Give the count of lines containing the string "Move", with no other output.

Stored data:
********

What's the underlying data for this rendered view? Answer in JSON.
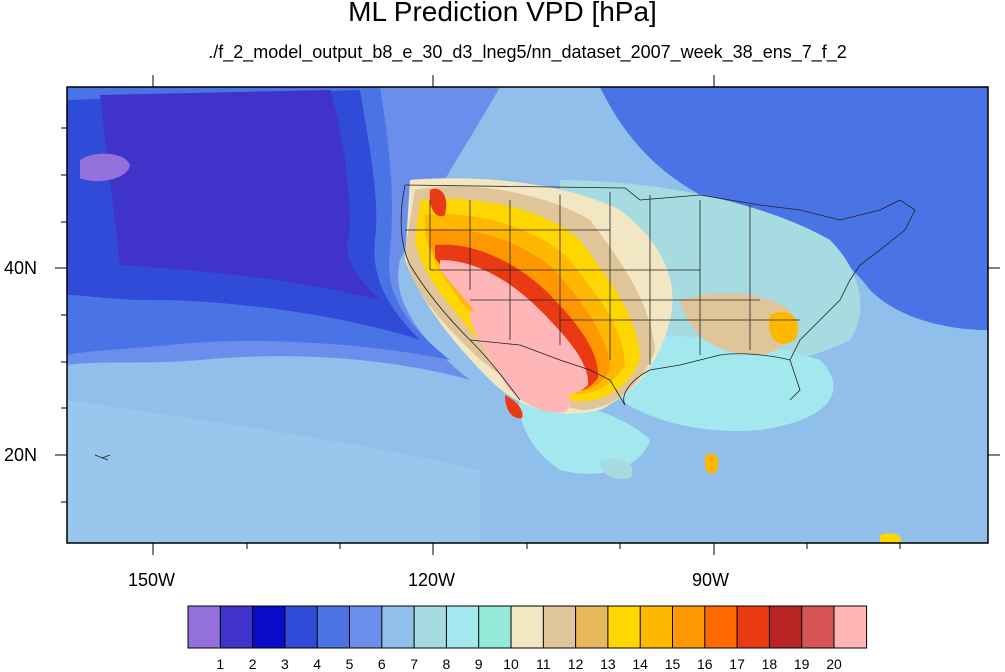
{
  "title": "ML Prediction VPD [hPa]",
  "subtitle": "./f_2_model_output_b8_e_30_d3_lneg5/nn_dataset_2007_week_38_ens_7_f_2",
  "map": {
    "lat_labels": [
      "40N",
      "20N"
    ],
    "lon_labels": [
      "150W",
      "120W",
      "90W"
    ]
  },
  "colorbar": {
    "labels": [
      "1",
      "2",
      "3",
      "4",
      "5",
      "6",
      "7",
      "8",
      "9",
      "10",
      "11",
      "12",
      "13",
      "14",
      "15",
      "16",
      "17",
      "18",
      "19",
      "20"
    ],
    "colors": [
      "#9370db",
      "#3f33c9",
      "#0a0ac8",
      "#2f4bd8",
      "#4a74e6",
      "#6b8eec",
      "#8fbfea",
      "#a6dbe2",
      "#a3e8ee",
      "#94ead9",
      "#f3e6c2",
      "#e0c49a",
      "#e8b95a",
      "#ffd700",
      "#ffb800",
      "#ff9800",
      "#ff6a00",
      "#ea3a14",
      "#b82424",
      "#d65454",
      "#ffb6b6"
    ]
  },
  "legend": {
    "units": "hPa"
  }
}
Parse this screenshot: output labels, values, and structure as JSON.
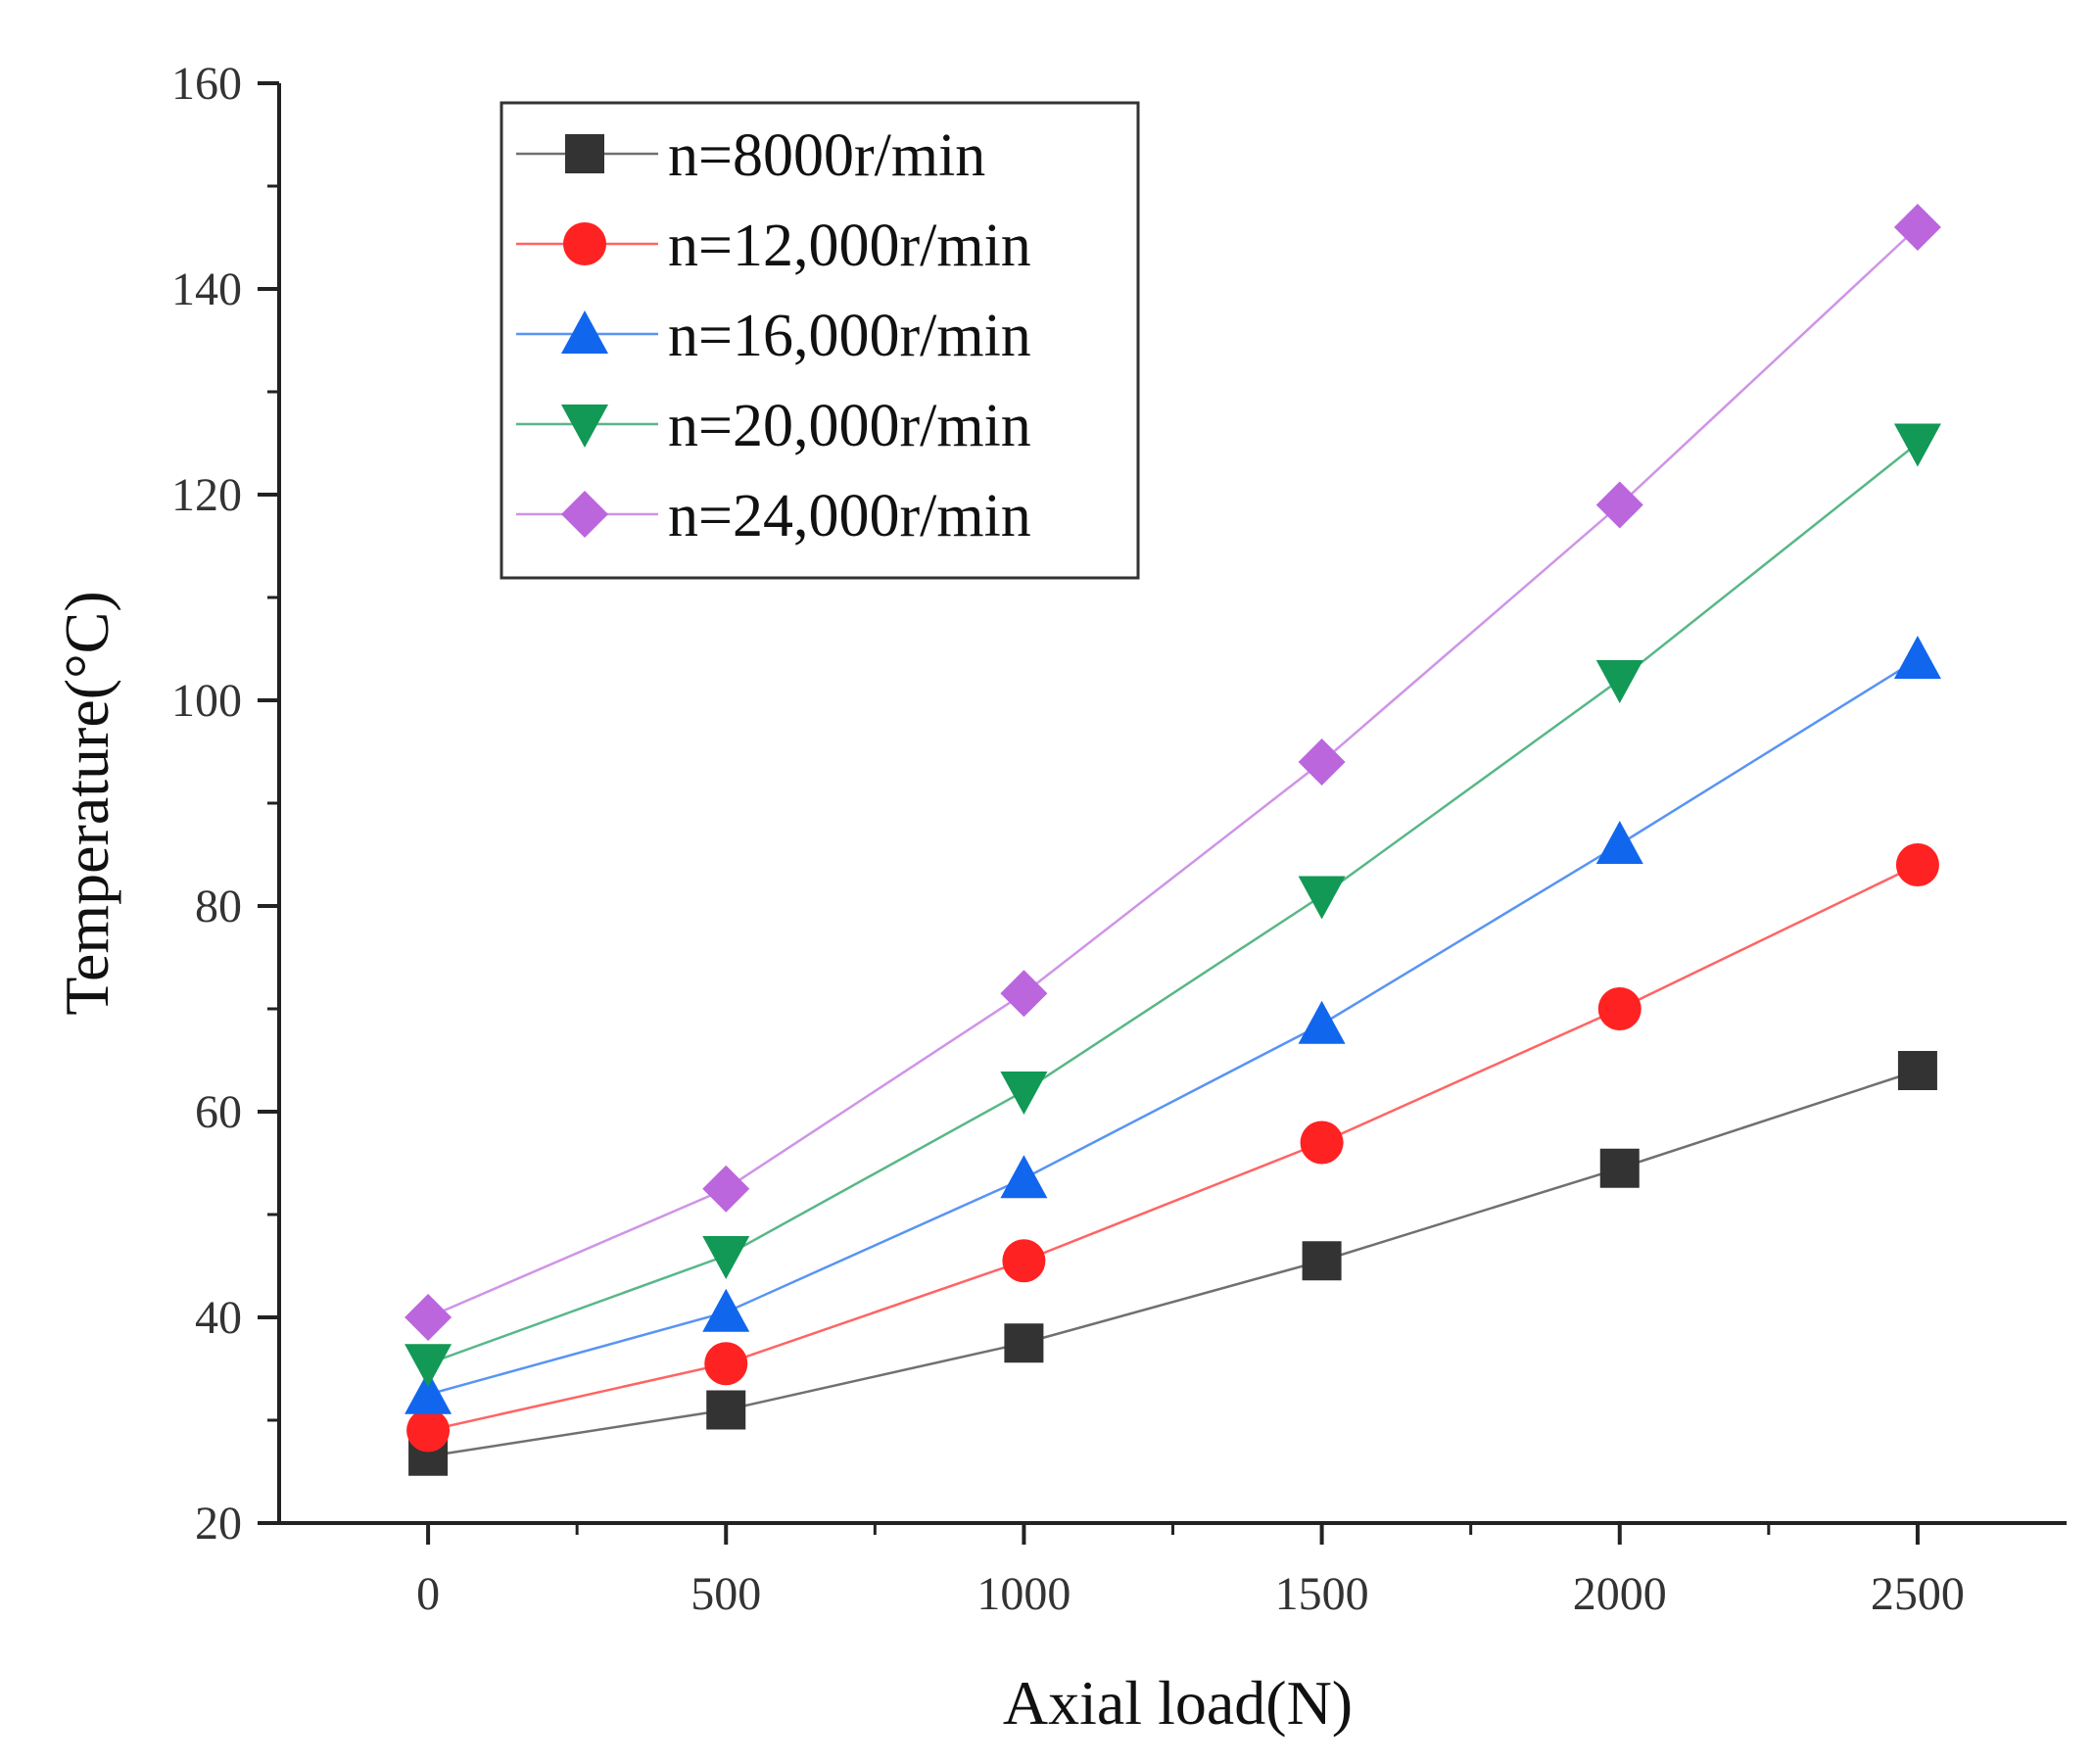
{
  "chart_data": {
    "type": "line",
    "xlabel": "Axial load(N)",
    "ylabel": "Temperature(°C)",
    "xlim": [
      -250,
      2750
    ],
    "ylim": [
      20,
      160
    ],
    "x_ticks": [
      0,
      500,
      1000,
      1500,
      2000,
      2500
    ],
    "y_ticks": [
      20,
      40,
      60,
      80,
      100,
      120,
      140,
      160
    ],
    "x": [
      0,
      500,
      1000,
      1500,
      2000,
      2500
    ],
    "grid": false,
    "legend_position": "top-left",
    "series": [
      {
        "name": "n=8000r/min",
        "color": "#333333",
        "marker": "square",
        "values": [
          26.5,
          31,
          37.5,
          45.5,
          54.5,
          64
        ]
      },
      {
        "name": "n=12,000r/min",
        "color": "#ff2222",
        "marker": "circle",
        "values": [
          29,
          35.5,
          45.5,
          57,
          70,
          84
        ]
      },
      {
        "name": "n=16,000r/min",
        "color": "#1166ee",
        "marker": "triangle-up",
        "values": [
          32.5,
          40.5,
          53.5,
          68.5,
          86,
          104
        ]
      },
      {
        "name": "n=20,000r/min",
        "color": "#119955",
        "marker": "triangle-down",
        "values": [
          35.5,
          46,
          62,
          81,
          102,
          125
        ]
      },
      {
        "name": "n=24,000r/min",
        "color": "#bb66dd",
        "marker": "diamond",
        "values": [
          40,
          52.5,
          71.5,
          94,
          119,
          146
        ]
      }
    ]
  }
}
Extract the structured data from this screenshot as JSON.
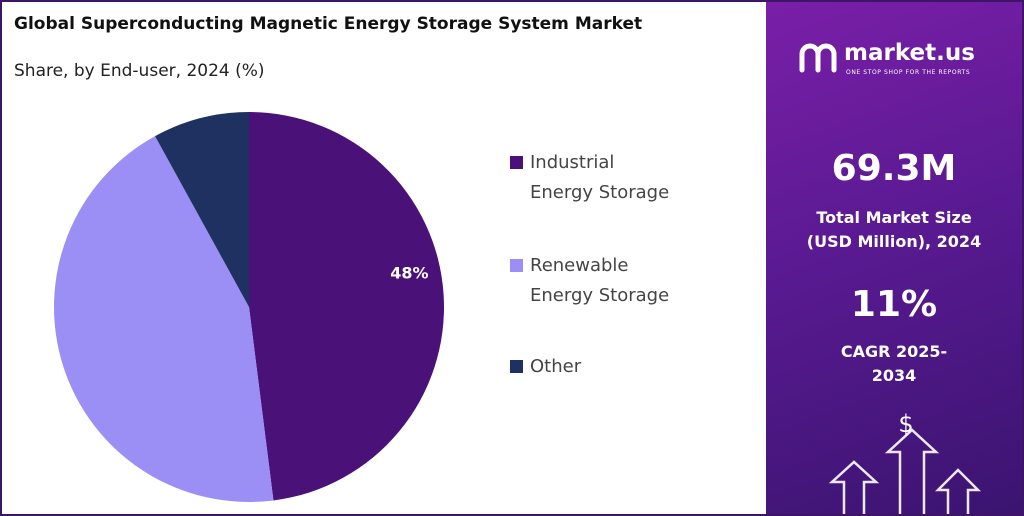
{
  "chart_data": {
    "type": "pie",
    "title": "Global Superconducting Magnetic Energy Storage System Market",
    "subtitle": "Share, by End-user, 2024 (%)",
    "categories": [
      "Industrial Energy Storage",
      "Renewable Energy Storage",
      "Other"
    ],
    "values": [
      48,
      44,
      8
    ],
    "value_labels": [
      "48%",
      null,
      null
    ],
    "colors": [
      "#4a1278",
      "#9b8ff5",
      "#1e3160"
    ]
  },
  "panel": {
    "brand": "market.us",
    "tagline": "ONE STOP SHOP FOR THE REPORTS",
    "market_size": "69.3M",
    "market_size_label": "Total Market Size (USD Million), 2024",
    "cagr": "11%",
    "cagr_label": "CAGR 2025-2034",
    "icon": "$"
  }
}
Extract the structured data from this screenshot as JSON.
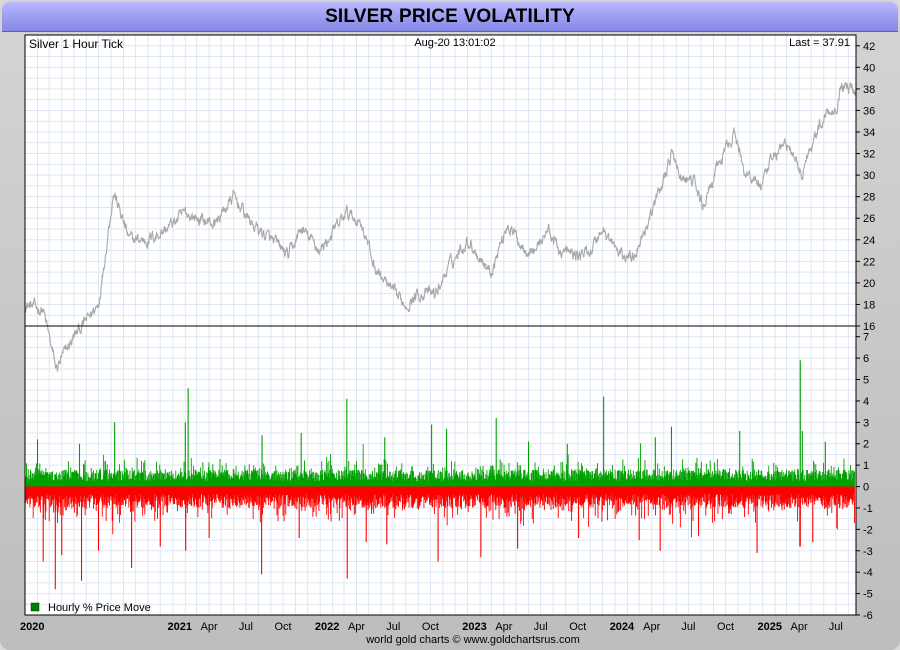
{
  "title": "SILVER PRICE VOLATILITY",
  "header": {
    "left": "Silver 1 Hour Tick",
    "center": "Aug-20  13:01:02",
    "right": "Last = 37.91"
  },
  "footer": "world gold charts © www.goldchartsrus.com",
  "legend": "Hourly % Price Move",
  "colors": {
    "price_line": "#a8a8a8",
    "positive": "#00a000",
    "negative": "#ff0000",
    "grid": "#dde7f4",
    "title_bar": "#9c9cf0"
  },
  "chart_data": [
    {
      "type": "line",
      "name": "price",
      "x_range": [
        "2020-01-01",
        "2025-08-20"
      ],
      "ylim": [
        16,
        43
      ],
      "y_ticks": [
        16,
        18,
        20,
        22,
        24,
        26,
        28,
        30,
        32,
        34,
        36,
        38,
        40,
        42
      ],
      "grid": true,
      "x": [
        "2020-01-01",
        "2020-02-15",
        "2020-03-18",
        "2020-05-01",
        "2020-07-01",
        "2020-08-07",
        "2020-09-15",
        "2020-11-01",
        "2020-12-15",
        "2021-02-01",
        "2021-02-28",
        "2021-04-15",
        "2021-06-01",
        "2021-07-15",
        "2021-09-01",
        "2021-10-15",
        "2021-11-15",
        "2022-01-01",
        "2022-03-08",
        "2022-04-15",
        "2022-05-15",
        "2022-07-01",
        "2022-08-01",
        "2022-09-01",
        "2022-10-15",
        "2022-11-15",
        "2023-01-01",
        "2023-02-28",
        "2023-04-10",
        "2023-05-15",
        "2023-06-15",
        "2023-07-20",
        "2023-08-15",
        "2023-10-01",
        "2023-11-01",
        "2023-12-01",
        "2024-01-15",
        "2024-02-15",
        "2024-03-15",
        "2024-04-15",
        "2024-05-20",
        "2024-06-15",
        "2024-07-15",
        "2024-08-05",
        "2024-09-15",
        "2024-10-22",
        "2024-11-15",
        "2024-12-30",
        "2025-02-01",
        "2025-02-28",
        "2025-04-08",
        "2025-05-01",
        "2025-06-10",
        "2025-07-01",
        "2025-07-15",
        "2025-08-20"
      ],
      "y": [
        18,
        17.5,
        12,
        15,
        18,
        28.5,
        24,
        24,
        25,
        26.5,
        26,
        25.5,
        28,
        25.5,
        24,
        22.5,
        25,
        23,
        26.5,
        25.5,
        21.5,
        19,
        18,
        19,
        19,
        21.5,
        24,
        21,
        25.5,
        23.5,
        23,
        25,
        23,
        22.5,
        23,
        25,
        22.5,
        22.5,
        25,
        28,
        32,
        29.5,
        29.5,
        27,
        31,
        34,
        30.5,
        29,
        32,
        33,
        30,
        33,
        36,
        36.2,
        38.5,
        37.91
      ]
    },
    {
      "type": "bar",
      "name": "Hourly % Price Move",
      "x_range": [
        "2020-01-01",
        "2025-08-20"
      ],
      "ylim": [
        -6,
        7.5
      ],
      "y_ticks": [
        -6,
        -5,
        -4,
        -3,
        -2,
        -1,
        0,
        1,
        2,
        3,
        4,
        5,
        6,
        7
      ],
      "spikes": {
        "positive": [
          {
            "x": "2020-02-01",
            "y": 2.2
          },
          {
            "x": "2020-05-15",
            "y": 2.0
          },
          {
            "x": "2020-08-10",
            "y": 3.0
          },
          {
            "x": "2021-02-01",
            "y": 3.0
          },
          {
            "x": "2021-02-08",
            "y": 4.6
          },
          {
            "x": "2021-08-10",
            "y": 2.4
          },
          {
            "x": "2021-11-15",
            "y": 2.5
          },
          {
            "x": "2022-03-08",
            "y": 4.1
          },
          {
            "x": "2022-06-10",
            "y": 2.3
          },
          {
            "x": "2022-10-04",
            "y": 2.9
          },
          {
            "x": "2022-11-10",
            "y": 2.7
          },
          {
            "x": "2023-03-13",
            "y": 3.2
          },
          {
            "x": "2023-06-01",
            "y": 2.1
          },
          {
            "x": "2023-09-05",
            "y": 2.0
          },
          {
            "x": "2023-12-04",
            "y": 4.2
          },
          {
            "x": "2024-04-10",
            "y": 2.3
          },
          {
            "x": "2024-05-20",
            "y": 2.8
          },
          {
            "x": "2024-11-05",
            "y": 2.6
          },
          {
            "x": "2025-04-04",
            "y": 5.9
          },
          {
            "x": "2025-04-09",
            "y": 2.6
          },
          {
            "x": "2025-06-05",
            "y": 2.1
          }
        ],
        "negative": [
          {
            "x": "2020-02-15",
            "y": -3.5
          },
          {
            "x": "2020-03-16",
            "y": -4.8
          },
          {
            "x": "2020-04-01",
            "y": -3.2
          },
          {
            "x": "2020-05-20",
            "y": -4.4
          },
          {
            "x": "2020-07-01",
            "y": -3.0
          },
          {
            "x": "2020-09-21",
            "y": -3.8
          },
          {
            "x": "2020-12-01",
            "y": -2.8
          },
          {
            "x": "2021-02-02",
            "y": -3.0
          },
          {
            "x": "2021-04-01",
            "y": -2.4
          },
          {
            "x": "2021-08-09",
            "y": -4.1
          },
          {
            "x": "2021-11-10",
            "y": -2.4
          },
          {
            "x": "2022-04-25",
            "y": -2.6
          },
          {
            "x": "2022-03-09",
            "y": -4.3
          },
          {
            "x": "2022-06-15",
            "y": -2.7
          },
          {
            "x": "2022-10-20",
            "y": -3.5
          },
          {
            "x": "2023-02-03",
            "y": -3.3
          },
          {
            "x": "2023-05-05",
            "y": -2.9
          },
          {
            "x": "2023-10-03",
            "y": -2.4
          },
          {
            "x": "2024-03-01",
            "y": -2.5
          },
          {
            "x": "2024-04-22",
            "y": -3.0
          },
          {
            "x": "2024-07-26",
            "y": -2.3
          },
          {
            "x": "2024-12-18",
            "y": -3.1
          },
          {
            "x": "2025-04-03",
            "y": -2.8
          },
          {
            "x": "2025-04-04",
            "y": -2.8
          },
          {
            "x": "2025-05-05",
            "y": -2.6
          }
        ]
      },
      "typical_amplitude": {
        "positive": 0.7,
        "negative": -0.9
      }
    }
  ],
  "x_labels": [
    {
      "text": "2020",
      "date": "2020-01-01",
      "bold": true
    },
    {
      "text": "2021",
      "date": "2021-01-01",
      "bold": true
    },
    {
      "text": "Apr",
      "date": "2021-04-01"
    },
    {
      "text": "Jul",
      "date": "2021-07-01"
    },
    {
      "text": "Oct",
      "date": "2021-10-01"
    },
    {
      "text": "2022",
      "date": "2022-01-01",
      "bold": true
    },
    {
      "text": "Apr",
      "date": "2022-04-01"
    },
    {
      "text": "Jul",
      "date": "2022-07-01"
    },
    {
      "text": "Oct",
      "date": "2022-10-01"
    },
    {
      "text": "2023",
      "date": "2023-01-01",
      "bold": true
    },
    {
      "text": "Apr",
      "date": "2023-04-01"
    },
    {
      "text": "Jul",
      "date": "2023-07-01"
    },
    {
      "text": "Oct",
      "date": "2023-10-01"
    },
    {
      "text": "2024",
      "date": "2024-01-01",
      "bold": true
    },
    {
      "text": "Apr",
      "date": "2024-04-01"
    },
    {
      "text": "Jul",
      "date": "2024-07-01"
    },
    {
      "text": "Oct",
      "date": "2024-10-01"
    },
    {
      "text": "2025",
      "date": "2025-01-01",
      "bold": true
    },
    {
      "text": "Apr",
      "date": "2025-04-01"
    },
    {
      "text": "Jul",
      "date": "2025-07-01"
    }
  ]
}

********

WRITTEN REPLY: 2